▸ Short exercise: Tally every line featuring "Feast", then give that tally alone.
[START OF Source data]
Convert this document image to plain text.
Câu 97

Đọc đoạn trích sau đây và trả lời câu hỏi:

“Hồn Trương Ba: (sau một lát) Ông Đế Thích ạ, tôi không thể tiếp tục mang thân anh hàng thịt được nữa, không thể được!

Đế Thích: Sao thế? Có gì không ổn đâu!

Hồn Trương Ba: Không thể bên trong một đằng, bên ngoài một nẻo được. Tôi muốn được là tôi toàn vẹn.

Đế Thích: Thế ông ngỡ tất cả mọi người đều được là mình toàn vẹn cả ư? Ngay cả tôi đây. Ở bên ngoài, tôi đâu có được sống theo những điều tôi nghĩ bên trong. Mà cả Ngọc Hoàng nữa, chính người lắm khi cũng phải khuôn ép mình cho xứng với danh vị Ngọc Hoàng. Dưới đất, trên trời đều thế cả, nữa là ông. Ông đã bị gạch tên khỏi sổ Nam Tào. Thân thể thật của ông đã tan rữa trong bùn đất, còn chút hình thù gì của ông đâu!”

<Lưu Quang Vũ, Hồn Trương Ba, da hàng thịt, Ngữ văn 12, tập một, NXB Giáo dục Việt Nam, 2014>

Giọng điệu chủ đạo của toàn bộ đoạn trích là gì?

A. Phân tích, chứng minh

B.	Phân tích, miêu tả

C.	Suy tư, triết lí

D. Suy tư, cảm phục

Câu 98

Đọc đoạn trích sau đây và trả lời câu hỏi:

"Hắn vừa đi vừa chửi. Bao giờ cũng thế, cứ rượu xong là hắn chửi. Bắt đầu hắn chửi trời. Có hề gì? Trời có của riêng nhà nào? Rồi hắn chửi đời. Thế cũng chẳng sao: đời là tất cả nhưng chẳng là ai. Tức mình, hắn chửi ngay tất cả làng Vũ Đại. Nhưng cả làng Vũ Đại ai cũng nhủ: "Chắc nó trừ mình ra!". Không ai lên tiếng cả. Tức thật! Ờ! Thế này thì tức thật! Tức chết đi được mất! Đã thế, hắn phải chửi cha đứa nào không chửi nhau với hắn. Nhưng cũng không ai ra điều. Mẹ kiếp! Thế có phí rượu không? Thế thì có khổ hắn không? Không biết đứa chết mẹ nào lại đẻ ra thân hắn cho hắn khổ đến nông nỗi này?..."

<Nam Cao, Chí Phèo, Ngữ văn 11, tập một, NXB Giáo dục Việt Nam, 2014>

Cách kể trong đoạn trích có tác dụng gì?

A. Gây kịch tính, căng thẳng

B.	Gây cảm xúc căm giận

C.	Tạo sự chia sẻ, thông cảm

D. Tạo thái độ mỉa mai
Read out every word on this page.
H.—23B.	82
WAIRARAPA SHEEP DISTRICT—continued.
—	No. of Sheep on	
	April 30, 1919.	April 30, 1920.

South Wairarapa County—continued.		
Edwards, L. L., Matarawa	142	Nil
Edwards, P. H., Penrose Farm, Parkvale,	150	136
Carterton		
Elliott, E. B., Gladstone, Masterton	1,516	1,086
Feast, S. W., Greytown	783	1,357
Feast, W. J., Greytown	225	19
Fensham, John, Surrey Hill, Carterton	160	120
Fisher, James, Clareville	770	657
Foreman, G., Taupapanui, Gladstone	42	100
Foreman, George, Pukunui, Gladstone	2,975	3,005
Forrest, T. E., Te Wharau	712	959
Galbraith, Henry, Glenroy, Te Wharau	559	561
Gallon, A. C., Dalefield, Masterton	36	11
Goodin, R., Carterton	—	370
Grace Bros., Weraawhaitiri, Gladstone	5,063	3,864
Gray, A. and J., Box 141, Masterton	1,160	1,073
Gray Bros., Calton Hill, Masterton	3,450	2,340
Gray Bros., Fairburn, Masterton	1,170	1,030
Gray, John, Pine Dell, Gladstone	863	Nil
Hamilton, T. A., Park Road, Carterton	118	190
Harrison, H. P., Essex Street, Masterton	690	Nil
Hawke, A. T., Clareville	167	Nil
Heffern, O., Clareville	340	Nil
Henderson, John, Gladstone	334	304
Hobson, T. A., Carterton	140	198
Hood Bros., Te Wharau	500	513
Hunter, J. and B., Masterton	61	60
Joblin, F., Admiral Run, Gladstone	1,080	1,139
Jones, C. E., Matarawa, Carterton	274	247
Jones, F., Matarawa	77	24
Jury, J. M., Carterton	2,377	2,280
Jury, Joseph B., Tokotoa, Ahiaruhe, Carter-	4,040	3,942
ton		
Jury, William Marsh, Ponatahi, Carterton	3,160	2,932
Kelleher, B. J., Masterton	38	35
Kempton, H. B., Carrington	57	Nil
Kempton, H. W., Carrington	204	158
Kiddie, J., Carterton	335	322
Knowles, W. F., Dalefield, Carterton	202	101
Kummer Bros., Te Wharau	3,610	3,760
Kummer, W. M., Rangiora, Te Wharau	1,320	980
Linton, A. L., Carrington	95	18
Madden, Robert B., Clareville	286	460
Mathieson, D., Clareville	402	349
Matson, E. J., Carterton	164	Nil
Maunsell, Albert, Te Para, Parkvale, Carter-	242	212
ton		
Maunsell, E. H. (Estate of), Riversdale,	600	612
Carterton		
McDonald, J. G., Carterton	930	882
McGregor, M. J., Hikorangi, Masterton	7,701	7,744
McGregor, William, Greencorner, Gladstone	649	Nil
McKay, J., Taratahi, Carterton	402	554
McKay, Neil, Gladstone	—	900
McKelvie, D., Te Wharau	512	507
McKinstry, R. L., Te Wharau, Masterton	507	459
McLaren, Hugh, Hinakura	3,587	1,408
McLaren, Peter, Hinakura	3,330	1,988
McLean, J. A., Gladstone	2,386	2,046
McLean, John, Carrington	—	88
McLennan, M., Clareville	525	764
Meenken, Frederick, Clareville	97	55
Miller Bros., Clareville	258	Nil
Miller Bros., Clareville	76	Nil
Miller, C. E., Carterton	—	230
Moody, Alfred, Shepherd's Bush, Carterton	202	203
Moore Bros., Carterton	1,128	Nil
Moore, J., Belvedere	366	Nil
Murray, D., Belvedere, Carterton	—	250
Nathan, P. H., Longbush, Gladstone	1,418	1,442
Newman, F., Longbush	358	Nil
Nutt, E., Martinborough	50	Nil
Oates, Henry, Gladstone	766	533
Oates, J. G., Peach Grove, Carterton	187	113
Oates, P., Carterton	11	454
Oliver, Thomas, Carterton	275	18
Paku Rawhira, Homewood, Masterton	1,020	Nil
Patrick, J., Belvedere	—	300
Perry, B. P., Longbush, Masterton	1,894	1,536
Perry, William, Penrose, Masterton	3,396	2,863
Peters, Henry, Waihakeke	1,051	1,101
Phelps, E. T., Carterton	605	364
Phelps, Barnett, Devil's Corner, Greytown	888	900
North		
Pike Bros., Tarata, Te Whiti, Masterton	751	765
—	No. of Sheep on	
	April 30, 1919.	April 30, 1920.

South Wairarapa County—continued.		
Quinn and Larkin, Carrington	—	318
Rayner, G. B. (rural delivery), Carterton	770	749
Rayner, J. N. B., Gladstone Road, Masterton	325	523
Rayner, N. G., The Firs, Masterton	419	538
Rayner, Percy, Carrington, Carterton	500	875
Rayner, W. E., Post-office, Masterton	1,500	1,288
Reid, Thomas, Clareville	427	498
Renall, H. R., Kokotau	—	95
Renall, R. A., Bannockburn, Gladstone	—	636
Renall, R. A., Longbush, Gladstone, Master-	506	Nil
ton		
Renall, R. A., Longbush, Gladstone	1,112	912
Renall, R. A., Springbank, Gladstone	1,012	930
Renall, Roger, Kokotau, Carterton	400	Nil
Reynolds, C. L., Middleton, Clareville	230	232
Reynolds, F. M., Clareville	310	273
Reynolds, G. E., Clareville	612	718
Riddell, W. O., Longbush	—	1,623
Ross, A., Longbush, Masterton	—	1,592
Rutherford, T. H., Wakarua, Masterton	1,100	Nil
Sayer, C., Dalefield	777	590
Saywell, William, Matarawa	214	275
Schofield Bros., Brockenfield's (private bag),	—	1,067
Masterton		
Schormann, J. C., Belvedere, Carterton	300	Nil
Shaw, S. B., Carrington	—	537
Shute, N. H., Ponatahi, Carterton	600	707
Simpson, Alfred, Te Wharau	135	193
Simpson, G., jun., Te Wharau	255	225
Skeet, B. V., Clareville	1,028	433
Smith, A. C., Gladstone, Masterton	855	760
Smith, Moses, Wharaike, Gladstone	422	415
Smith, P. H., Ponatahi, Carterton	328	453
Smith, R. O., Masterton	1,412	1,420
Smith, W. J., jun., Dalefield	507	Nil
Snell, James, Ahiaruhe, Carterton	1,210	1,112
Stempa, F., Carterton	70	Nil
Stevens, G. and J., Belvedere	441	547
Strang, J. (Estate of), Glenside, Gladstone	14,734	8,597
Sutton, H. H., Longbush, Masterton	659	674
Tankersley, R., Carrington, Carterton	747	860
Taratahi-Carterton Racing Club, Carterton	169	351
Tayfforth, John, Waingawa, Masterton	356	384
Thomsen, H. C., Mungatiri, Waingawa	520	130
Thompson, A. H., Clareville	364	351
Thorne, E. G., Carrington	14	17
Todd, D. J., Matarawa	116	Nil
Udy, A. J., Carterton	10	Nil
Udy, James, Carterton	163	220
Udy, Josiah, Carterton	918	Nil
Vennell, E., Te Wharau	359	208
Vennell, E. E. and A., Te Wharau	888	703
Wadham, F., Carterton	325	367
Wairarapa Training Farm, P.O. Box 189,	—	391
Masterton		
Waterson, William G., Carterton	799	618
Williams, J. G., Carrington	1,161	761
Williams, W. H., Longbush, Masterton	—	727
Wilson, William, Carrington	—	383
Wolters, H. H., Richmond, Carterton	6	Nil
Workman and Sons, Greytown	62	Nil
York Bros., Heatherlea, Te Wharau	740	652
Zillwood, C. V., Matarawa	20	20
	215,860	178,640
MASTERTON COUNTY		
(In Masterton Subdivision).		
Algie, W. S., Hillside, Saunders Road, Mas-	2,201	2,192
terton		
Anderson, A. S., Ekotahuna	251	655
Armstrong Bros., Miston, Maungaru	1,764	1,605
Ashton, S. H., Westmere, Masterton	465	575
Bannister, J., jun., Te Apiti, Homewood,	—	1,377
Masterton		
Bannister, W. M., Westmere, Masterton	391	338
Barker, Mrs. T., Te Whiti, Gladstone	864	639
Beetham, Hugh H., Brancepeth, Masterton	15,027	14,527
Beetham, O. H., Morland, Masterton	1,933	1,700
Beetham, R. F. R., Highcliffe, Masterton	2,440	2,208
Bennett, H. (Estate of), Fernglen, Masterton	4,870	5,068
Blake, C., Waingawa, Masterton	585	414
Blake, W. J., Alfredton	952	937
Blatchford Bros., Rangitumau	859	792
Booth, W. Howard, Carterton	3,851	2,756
[END OF Source data]
▸ Complete response: 2